--- Start of RECORDS FOR THE EXERCISE ---

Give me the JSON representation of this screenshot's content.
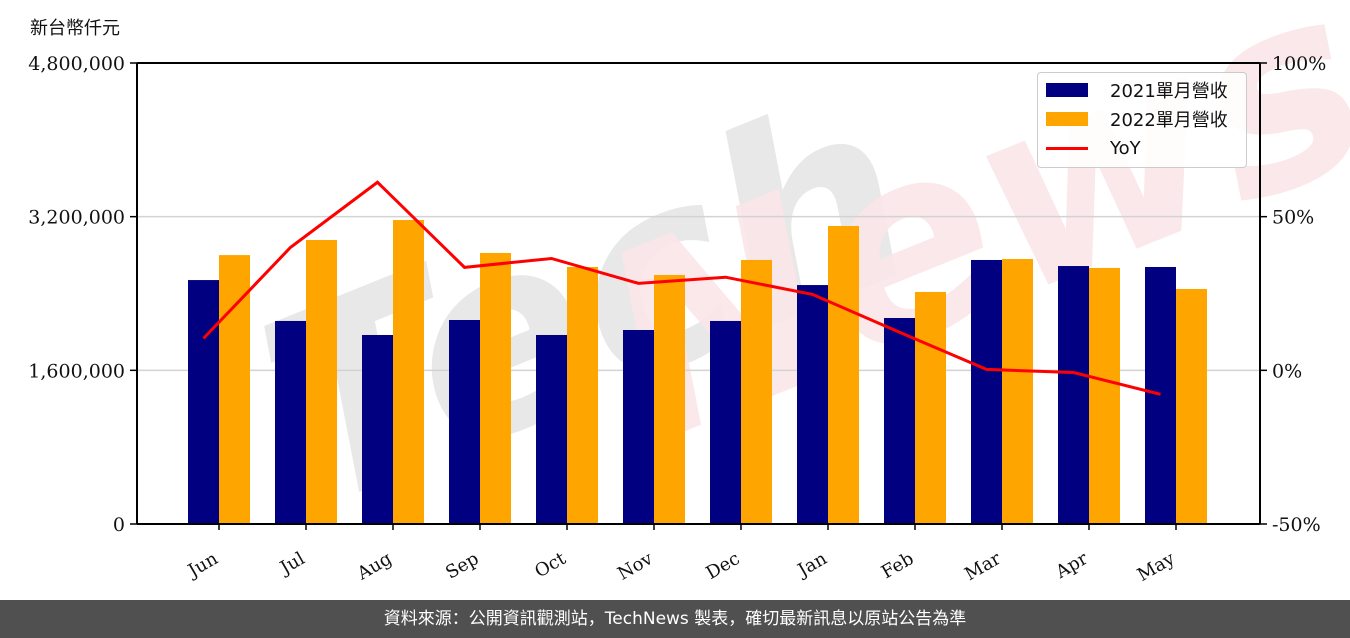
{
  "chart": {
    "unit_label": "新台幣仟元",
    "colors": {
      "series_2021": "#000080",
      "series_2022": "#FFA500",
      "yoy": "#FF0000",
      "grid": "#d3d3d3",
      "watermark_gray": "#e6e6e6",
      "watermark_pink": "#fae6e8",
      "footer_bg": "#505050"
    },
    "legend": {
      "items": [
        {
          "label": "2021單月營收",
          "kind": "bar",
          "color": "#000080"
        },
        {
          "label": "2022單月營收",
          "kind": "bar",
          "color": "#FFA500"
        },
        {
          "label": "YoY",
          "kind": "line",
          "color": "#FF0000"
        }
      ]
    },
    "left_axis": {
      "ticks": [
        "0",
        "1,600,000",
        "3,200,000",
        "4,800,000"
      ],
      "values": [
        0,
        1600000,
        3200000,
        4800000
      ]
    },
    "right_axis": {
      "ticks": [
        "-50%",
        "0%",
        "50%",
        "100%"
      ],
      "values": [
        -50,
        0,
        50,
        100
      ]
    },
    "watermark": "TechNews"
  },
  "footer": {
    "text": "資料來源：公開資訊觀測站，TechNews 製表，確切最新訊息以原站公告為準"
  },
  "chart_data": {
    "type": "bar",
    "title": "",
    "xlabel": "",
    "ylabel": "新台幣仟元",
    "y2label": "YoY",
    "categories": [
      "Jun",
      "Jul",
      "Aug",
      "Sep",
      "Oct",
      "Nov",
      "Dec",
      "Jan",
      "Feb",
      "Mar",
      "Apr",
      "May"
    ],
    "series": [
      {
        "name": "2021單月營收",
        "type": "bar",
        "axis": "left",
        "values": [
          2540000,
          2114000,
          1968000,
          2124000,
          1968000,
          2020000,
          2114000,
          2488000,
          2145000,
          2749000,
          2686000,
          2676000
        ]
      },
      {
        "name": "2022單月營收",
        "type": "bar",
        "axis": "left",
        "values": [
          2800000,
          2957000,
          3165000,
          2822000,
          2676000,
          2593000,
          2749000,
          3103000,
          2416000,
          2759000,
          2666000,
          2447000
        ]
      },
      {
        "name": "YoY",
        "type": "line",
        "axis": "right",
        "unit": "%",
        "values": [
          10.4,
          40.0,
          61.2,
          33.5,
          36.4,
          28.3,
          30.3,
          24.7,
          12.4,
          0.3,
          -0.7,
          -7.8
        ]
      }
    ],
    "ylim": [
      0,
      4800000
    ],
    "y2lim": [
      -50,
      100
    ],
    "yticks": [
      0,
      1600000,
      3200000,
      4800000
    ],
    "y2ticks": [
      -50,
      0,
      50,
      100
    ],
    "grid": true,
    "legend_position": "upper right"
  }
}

--- End of RECORDS FOR THE EXERCISE ---

DO THIS
Repeat the full listing above exactly, with no pictures in the copy.

TASK RESPONSE
Give me the JSON representation of this screenshot's content.
{
  "chart": {
    "unit_label": "新台幣仟元",
    "colors": {
      "series_2021": "#000080",
      "series_2022": "#FFA500",
      "yoy": "#FF0000",
      "grid": "#d3d3d3",
      "watermark_gray": "#e6e6e6",
      "watermark_pink": "#fae6e8",
      "footer_bg": "#505050"
    },
    "legend": {
      "items": [
        {
          "label": "2021單月營收",
          "kind": "bar",
          "color": "#000080"
        },
        {
          "label": "2022單月營收",
          "kind": "bar",
          "color": "#FFA500"
        },
        {
          "label": "YoY",
          "kind": "line",
          "color": "#FF0000"
        }
      ]
    },
    "left_axis": {
      "ticks": [
        "0",
        "1,600,000",
        "3,200,000",
        "4,800,000"
      ],
      "values": [
        0,
        1600000,
        3200000,
        4800000
      ]
    },
    "right_axis": {
      "ticks": [
        "-50%",
        "0%",
        "50%",
        "100%"
      ],
      "values": [
        -50,
        0,
        50,
        100
      ]
    },
    "watermark": "TechNews"
  },
  "footer": {
    "text": "資料來源：公開資訊觀測站，TechNews 製表，確切最新訊息以原站公告為準"
  },
  "chart_data": {
    "type": "bar",
    "title": "",
    "xlabel": "",
    "ylabel": "新台幣仟元",
    "y2label": "YoY",
    "categories": [
      "Jun",
      "Jul",
      "Aug",
      "Sep",
      "Oct",
      "Nov",
      "Dec",
      "Jan",
      "Feb",
      "Mar",
      "Apr",
      "May"
    ],
    "series": [
      {
        "name": "2021單月營收",
        "type": "bar",
        "axis": "left",
        "values": [
          2540000,
          2114000,
          1968000,
          2124000,
          1968000,
          2020000,
          2114000,
          2488000,
          2145000,
          2749000,
          2686000,
          2676000
        ]
      },
      {
        "name": "2022單月營收",
        "type": "bar",
        "axis": "left",
        "values": [
          2800000,
          2957000,
          3165000,
          2822000,
          2676000,
          2593000,
          2749000,
          3103000,
          2416000,
          2759000,
          2666000,
          2447000
        ]
      },
      {
        "name": "YoY",
        "type": "line",
        "axis": "right",
        "unit": "%",
        "values": [
          10.4,
          40.0,
          61.2,
          33.5,
          36.4,
          28.3,
          30.3,
          24.7,
          12.4,
          0.3,
          -0.7,
          -7.8
        ]
      }
    ],
    "ylim": [
      0,
      4800000
    ],
    "y2lim": [
      -50,
      100
    ],
    "yticks": [
      0,
      1600000,
      3200000,
      4800000
    ],
    "y2ticks": [
      -50,
      0,
      50,
      100
    ],
    "grid": true,
    "legend_position": "upper right"
  }
}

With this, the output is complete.